# To be done
Copy the data that follows, character for character, minus the pictures.

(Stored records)
○ ○ ○ ○

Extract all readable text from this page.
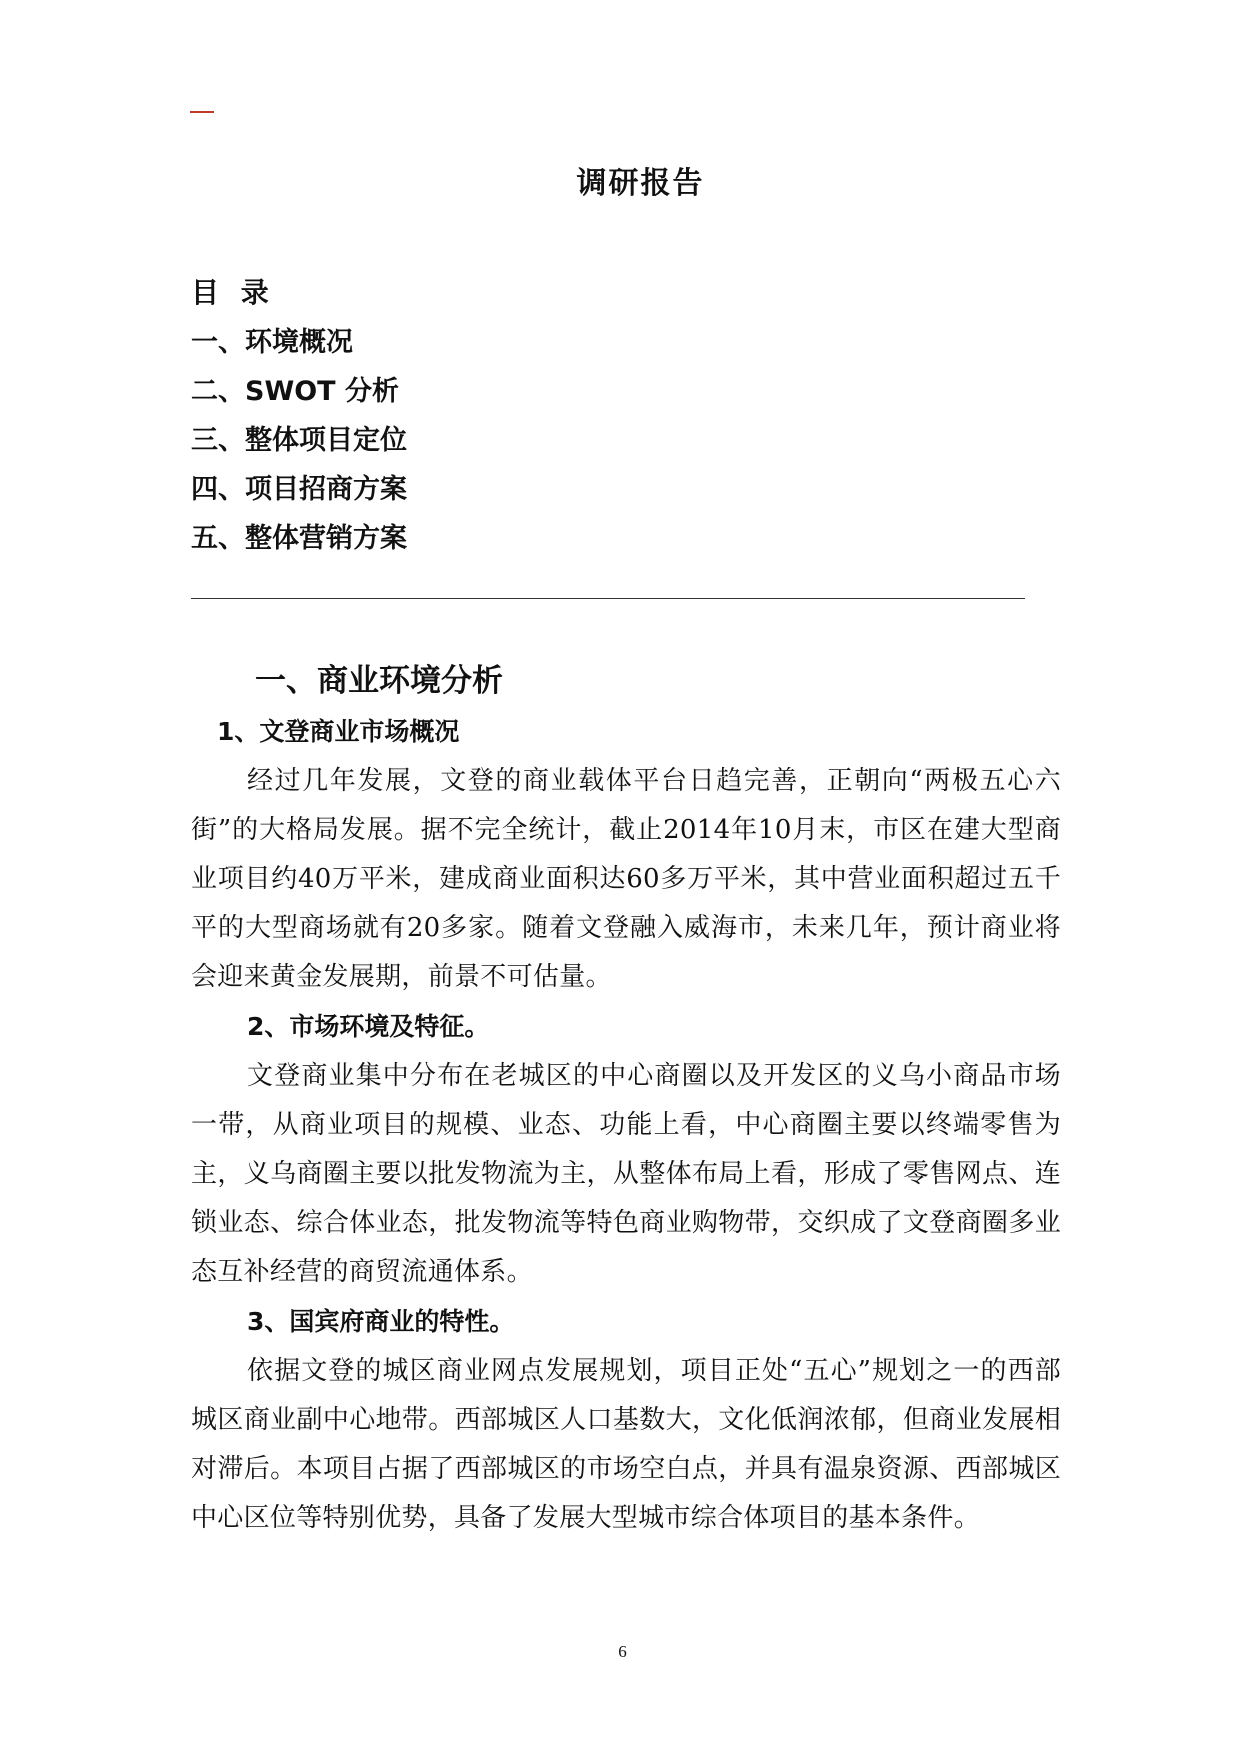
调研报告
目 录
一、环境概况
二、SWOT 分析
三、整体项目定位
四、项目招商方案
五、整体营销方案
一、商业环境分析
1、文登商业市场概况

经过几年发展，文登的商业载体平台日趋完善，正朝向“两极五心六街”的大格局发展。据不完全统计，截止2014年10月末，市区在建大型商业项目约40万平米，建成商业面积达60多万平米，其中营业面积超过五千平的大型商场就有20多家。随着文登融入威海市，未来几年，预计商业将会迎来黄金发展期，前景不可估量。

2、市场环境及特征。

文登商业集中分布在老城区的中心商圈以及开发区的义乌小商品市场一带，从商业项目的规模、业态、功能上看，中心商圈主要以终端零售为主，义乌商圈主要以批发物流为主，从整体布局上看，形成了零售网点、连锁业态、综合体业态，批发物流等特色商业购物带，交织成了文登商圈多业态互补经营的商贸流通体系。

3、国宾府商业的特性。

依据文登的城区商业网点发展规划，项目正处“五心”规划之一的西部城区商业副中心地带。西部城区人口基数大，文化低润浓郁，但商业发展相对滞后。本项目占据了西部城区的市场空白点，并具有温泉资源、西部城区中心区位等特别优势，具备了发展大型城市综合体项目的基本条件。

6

○ ○ ○ ○

# Solved exercise
Extract all readable text from this page.
调研报告
目 录
一、环境概况
二、SWOT 分析
三、整体项目定位
四、项目招商方案
五、整体营销方案
一、商业环境分析
1、文登商业市场概况

经过几年发展，文登的商业载体平台日趋完善，正朝向“两极五心六街”的大格局发展。据不完全统计，截止2014年10月末，市区在建大型商业项目约40万平米，建成商业面积达60多万平米，其中营业面积超过五千平的大型商场就有20多家。随着文登融入威海市，未来几年，预计商业将会迎来黄金发展期，前景不可估量。

2、市场环境及特征。

文登商业集中分布在老城区的中心商圈以及开发区的义乌小商品市场一带，从商业项目的规模、业态、功能上看，中心商圈主要以终端零售为主，义乌商圈主要以批发物流为主，从整体布局上看，形成了零售网点、连锁业态、综合体业态，批发物流等特色商业购物带，交织成了文登商圈多业态互补经营的商贸流通体系。

3、国宾府商业的特性。

依据文登的城区商业网点发展规划，项目正处“五心”规划之一的西部城区商业副中心地带。西部城区人口基数大，文化低润浓郁，但商业发展相对滞后。本项目占据了西部城区的市场空白点，并具有温泉资源、西部城区中心区位等特别优势，具备了发展大型城市综合体项目的基本条件。

6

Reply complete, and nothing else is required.